WRITTEN EXERCISE: Search the records for the word "language" and report each line that has it.
Begin
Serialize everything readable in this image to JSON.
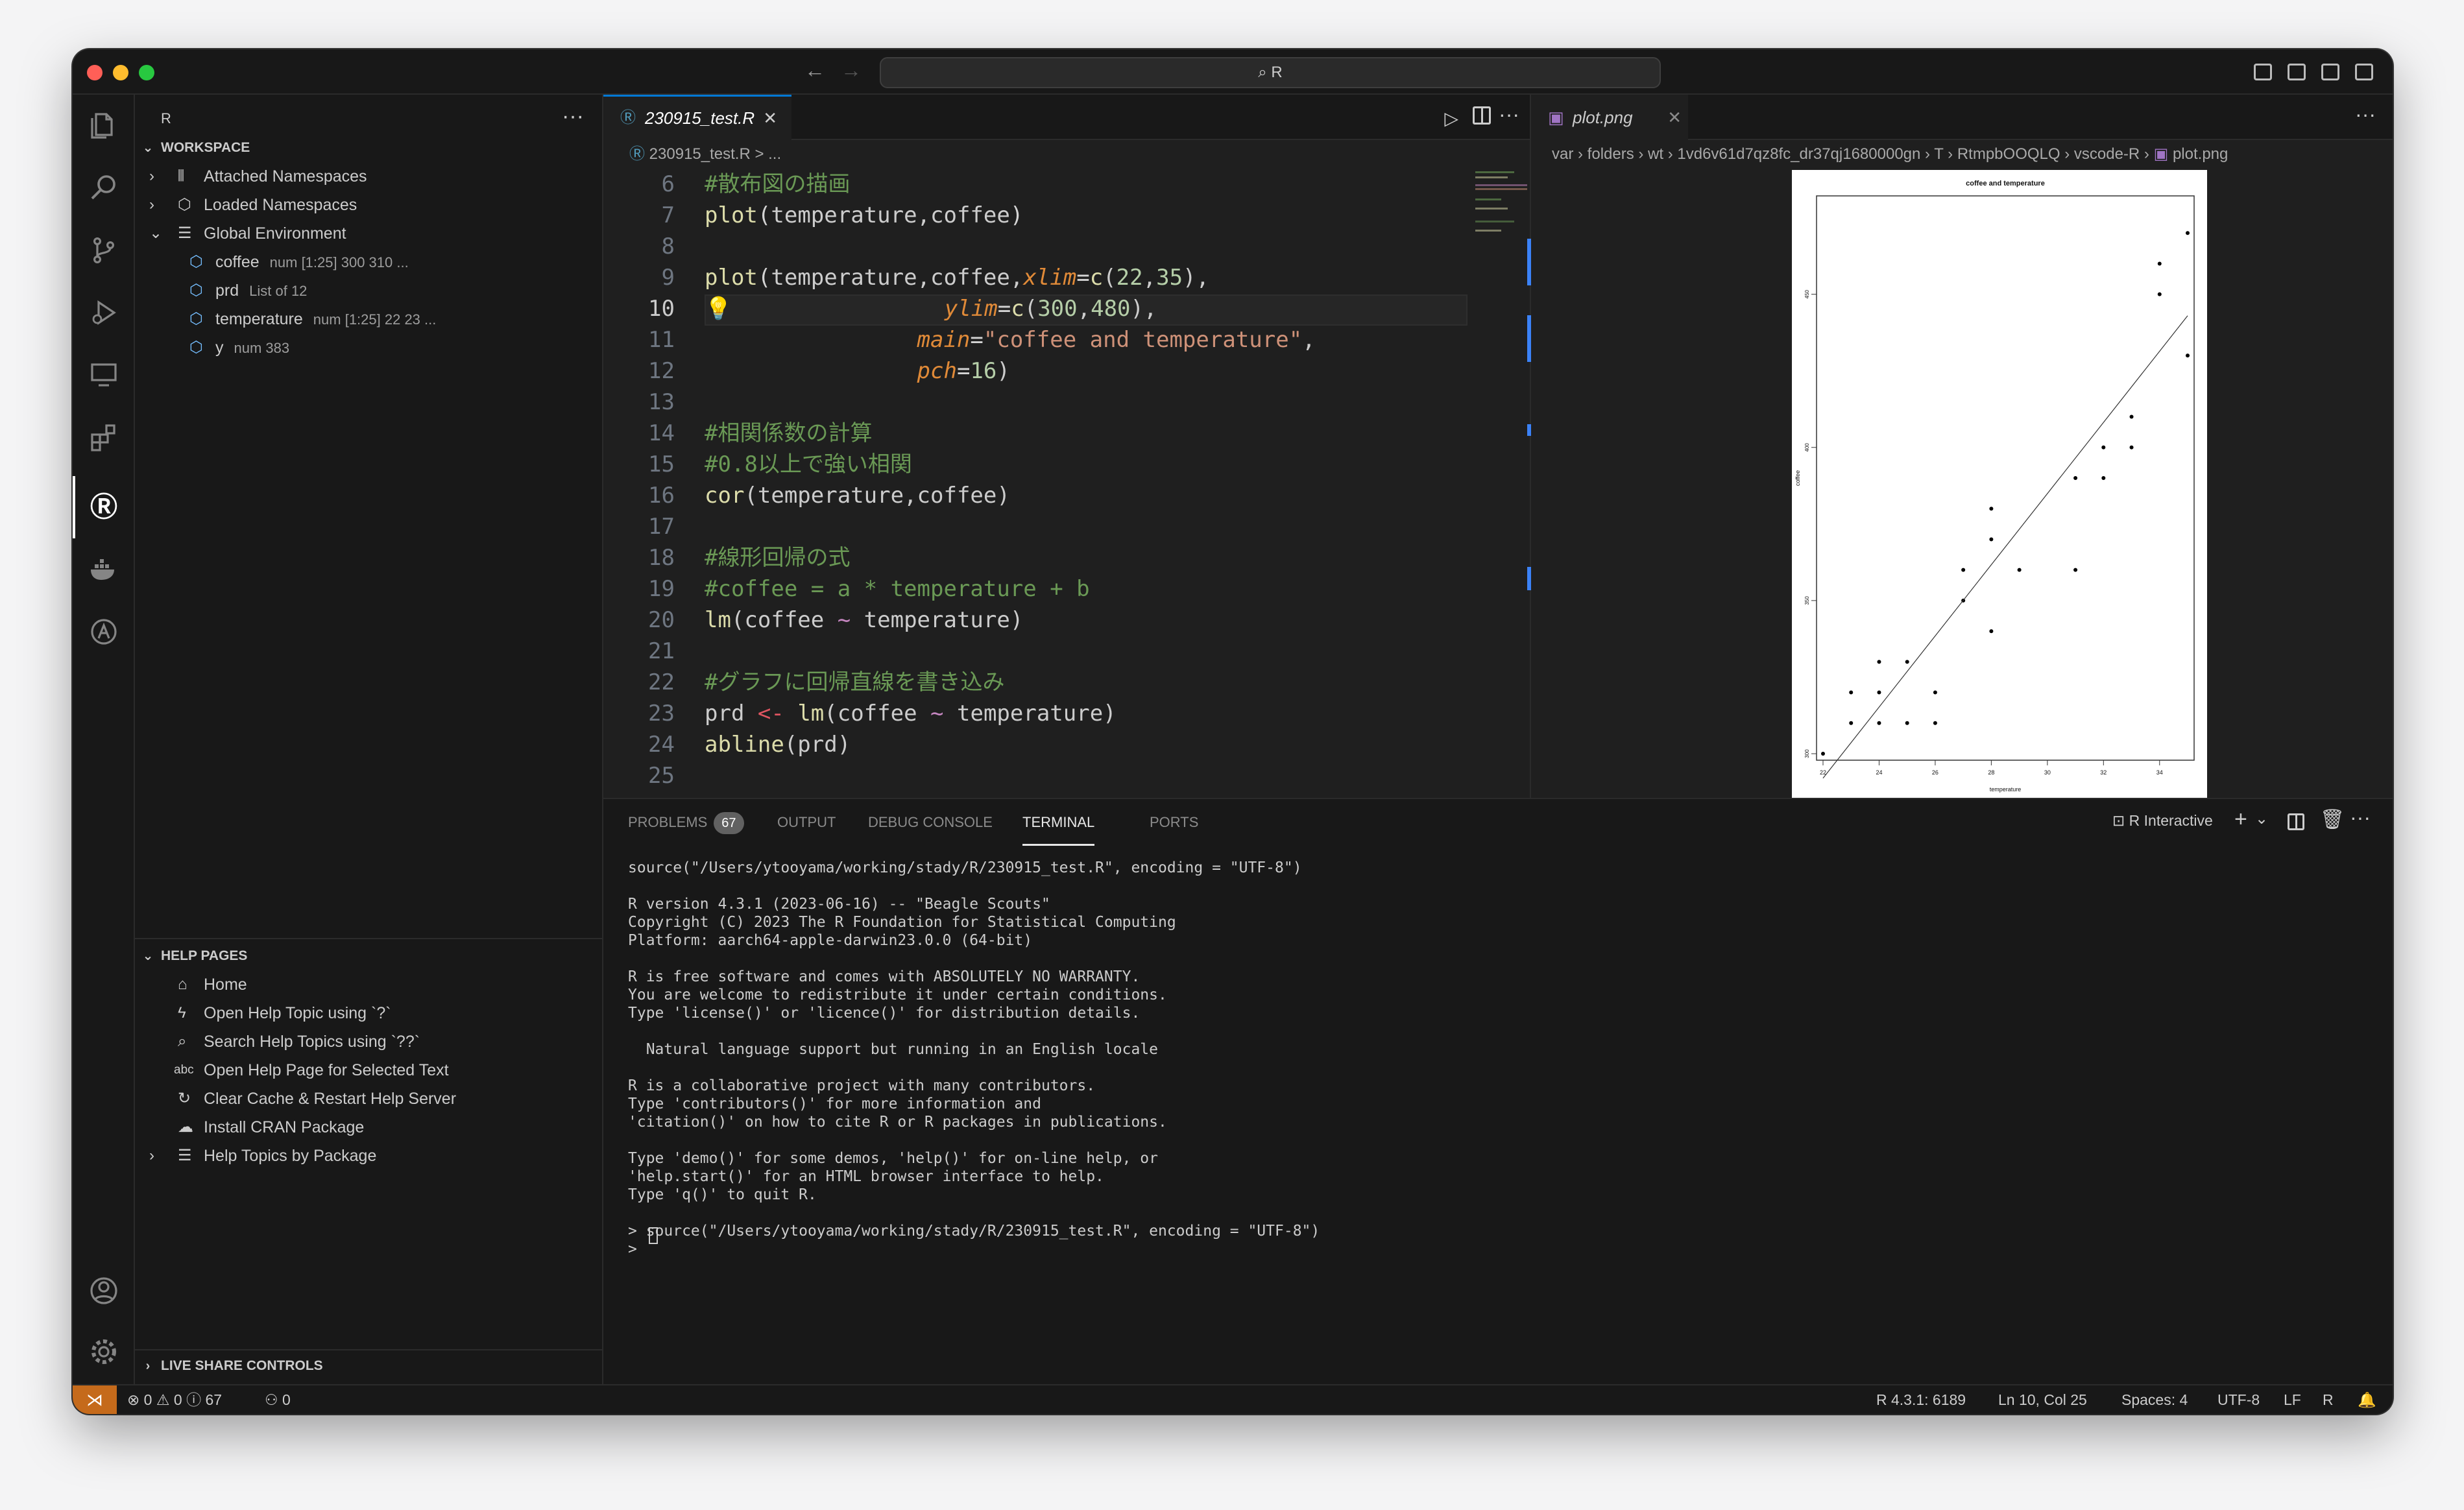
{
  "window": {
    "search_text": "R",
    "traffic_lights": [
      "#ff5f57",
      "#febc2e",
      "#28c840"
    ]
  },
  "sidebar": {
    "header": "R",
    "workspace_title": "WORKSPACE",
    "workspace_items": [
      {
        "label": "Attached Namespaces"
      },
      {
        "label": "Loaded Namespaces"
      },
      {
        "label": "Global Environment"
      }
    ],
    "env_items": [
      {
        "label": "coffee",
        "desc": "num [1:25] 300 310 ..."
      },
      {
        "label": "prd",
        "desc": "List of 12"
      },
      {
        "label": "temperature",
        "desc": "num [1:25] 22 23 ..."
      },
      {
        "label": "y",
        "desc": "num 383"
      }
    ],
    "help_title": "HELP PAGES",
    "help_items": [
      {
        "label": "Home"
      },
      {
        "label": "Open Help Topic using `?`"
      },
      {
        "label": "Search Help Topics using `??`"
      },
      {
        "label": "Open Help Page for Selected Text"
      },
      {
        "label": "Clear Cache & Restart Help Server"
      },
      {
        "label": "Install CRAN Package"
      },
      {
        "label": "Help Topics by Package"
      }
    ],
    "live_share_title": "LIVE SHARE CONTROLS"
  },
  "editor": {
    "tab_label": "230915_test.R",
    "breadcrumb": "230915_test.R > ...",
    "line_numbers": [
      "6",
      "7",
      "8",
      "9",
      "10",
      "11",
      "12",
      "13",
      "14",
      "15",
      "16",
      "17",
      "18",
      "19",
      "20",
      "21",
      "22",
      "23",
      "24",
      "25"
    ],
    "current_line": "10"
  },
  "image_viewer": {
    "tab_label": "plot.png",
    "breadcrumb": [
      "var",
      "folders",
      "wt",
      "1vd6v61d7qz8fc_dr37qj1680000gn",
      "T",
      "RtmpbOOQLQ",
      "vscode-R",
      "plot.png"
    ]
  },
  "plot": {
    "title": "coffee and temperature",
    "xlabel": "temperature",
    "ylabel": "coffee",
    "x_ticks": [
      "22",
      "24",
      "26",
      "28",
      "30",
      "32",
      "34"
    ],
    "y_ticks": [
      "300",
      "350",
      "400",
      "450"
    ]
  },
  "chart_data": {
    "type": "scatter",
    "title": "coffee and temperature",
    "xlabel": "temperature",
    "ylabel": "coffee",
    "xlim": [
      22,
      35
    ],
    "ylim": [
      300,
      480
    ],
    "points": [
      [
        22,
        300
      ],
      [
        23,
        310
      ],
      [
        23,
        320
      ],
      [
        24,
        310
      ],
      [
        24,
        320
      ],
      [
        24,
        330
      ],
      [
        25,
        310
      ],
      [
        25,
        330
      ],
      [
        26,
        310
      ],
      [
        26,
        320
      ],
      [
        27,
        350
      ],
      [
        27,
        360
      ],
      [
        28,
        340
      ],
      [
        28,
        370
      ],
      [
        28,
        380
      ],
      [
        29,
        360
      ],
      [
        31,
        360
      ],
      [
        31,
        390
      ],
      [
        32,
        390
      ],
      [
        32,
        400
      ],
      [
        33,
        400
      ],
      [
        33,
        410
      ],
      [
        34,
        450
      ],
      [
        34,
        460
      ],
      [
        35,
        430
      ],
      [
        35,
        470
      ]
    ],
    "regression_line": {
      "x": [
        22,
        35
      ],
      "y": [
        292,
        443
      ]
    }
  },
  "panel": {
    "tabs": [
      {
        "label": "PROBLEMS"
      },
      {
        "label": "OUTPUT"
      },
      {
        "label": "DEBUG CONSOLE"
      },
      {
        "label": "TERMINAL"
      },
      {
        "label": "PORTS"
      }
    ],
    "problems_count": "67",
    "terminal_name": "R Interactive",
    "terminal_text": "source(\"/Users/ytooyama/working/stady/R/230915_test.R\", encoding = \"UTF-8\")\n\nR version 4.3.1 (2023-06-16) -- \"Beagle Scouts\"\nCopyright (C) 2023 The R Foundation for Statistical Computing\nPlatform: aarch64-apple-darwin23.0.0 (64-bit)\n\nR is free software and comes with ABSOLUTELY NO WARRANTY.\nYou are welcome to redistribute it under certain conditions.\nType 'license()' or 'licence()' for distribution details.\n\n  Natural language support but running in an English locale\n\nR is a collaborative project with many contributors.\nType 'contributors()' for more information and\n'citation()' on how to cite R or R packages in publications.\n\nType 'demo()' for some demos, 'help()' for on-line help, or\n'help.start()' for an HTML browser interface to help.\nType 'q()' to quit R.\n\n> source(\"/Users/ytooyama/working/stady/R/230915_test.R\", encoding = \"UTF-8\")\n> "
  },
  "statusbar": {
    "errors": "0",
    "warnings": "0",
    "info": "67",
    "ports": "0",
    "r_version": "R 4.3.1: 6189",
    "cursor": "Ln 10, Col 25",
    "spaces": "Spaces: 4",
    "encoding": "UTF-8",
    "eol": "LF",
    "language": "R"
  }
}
End
Begin
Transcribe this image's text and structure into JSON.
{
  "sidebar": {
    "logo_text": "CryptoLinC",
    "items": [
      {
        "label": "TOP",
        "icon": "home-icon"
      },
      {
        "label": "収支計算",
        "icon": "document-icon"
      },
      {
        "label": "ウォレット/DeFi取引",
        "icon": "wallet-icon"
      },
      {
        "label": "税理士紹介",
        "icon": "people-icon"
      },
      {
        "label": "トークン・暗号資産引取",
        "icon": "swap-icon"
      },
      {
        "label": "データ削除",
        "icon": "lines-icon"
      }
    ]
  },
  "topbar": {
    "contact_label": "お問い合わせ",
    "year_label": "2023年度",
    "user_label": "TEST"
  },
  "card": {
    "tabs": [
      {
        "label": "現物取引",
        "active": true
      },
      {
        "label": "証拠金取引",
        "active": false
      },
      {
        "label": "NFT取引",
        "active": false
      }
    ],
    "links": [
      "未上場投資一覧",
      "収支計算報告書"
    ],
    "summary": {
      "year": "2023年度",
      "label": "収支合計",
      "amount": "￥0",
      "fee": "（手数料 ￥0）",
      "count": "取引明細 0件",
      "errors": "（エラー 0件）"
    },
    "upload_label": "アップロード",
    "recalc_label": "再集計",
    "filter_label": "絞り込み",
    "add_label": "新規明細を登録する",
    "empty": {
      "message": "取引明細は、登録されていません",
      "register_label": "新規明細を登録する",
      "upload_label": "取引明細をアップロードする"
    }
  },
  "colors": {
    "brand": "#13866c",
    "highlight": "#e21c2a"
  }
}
End
ANSWER BELOW:
    "terminal_text": "source(\"/Users/ytooyama/working/stady/R/230915_test.R\", encoding = \"UTF-8\")\n\nR version 4.3.1 (2023-06-16) -- \"Beagle Scouts\"\nCopyright (C) 2023 The R Foundation for Statistical Computing\nPlatform: aarch64-apple-darwin23.0.0 (64-bit)\n\nR is free software and comes with ABSOLUTELY NO WARRANTY.\nYou are welcome to redistribute it under certain conditions.\nType 'license()' or 'licence()' for distribution details.\n\n  Natural language support but running in an English locale\n\nR is a collaborative project with many contributors.\nType 'contributors()' for more information and\n'citation()' on how to cite R or R packages in publications.\n\nType 'demo()' for some demos, 'help()' for on-line help, or\n'help.start()' for an HTML browser interface to help.\nType 'q()' to quit R.\n\n> source(\"/Users/ytooyama/working/stady/R/230915_test.R\", encoding = \"UTF-8\")\n> "
    "language": "R"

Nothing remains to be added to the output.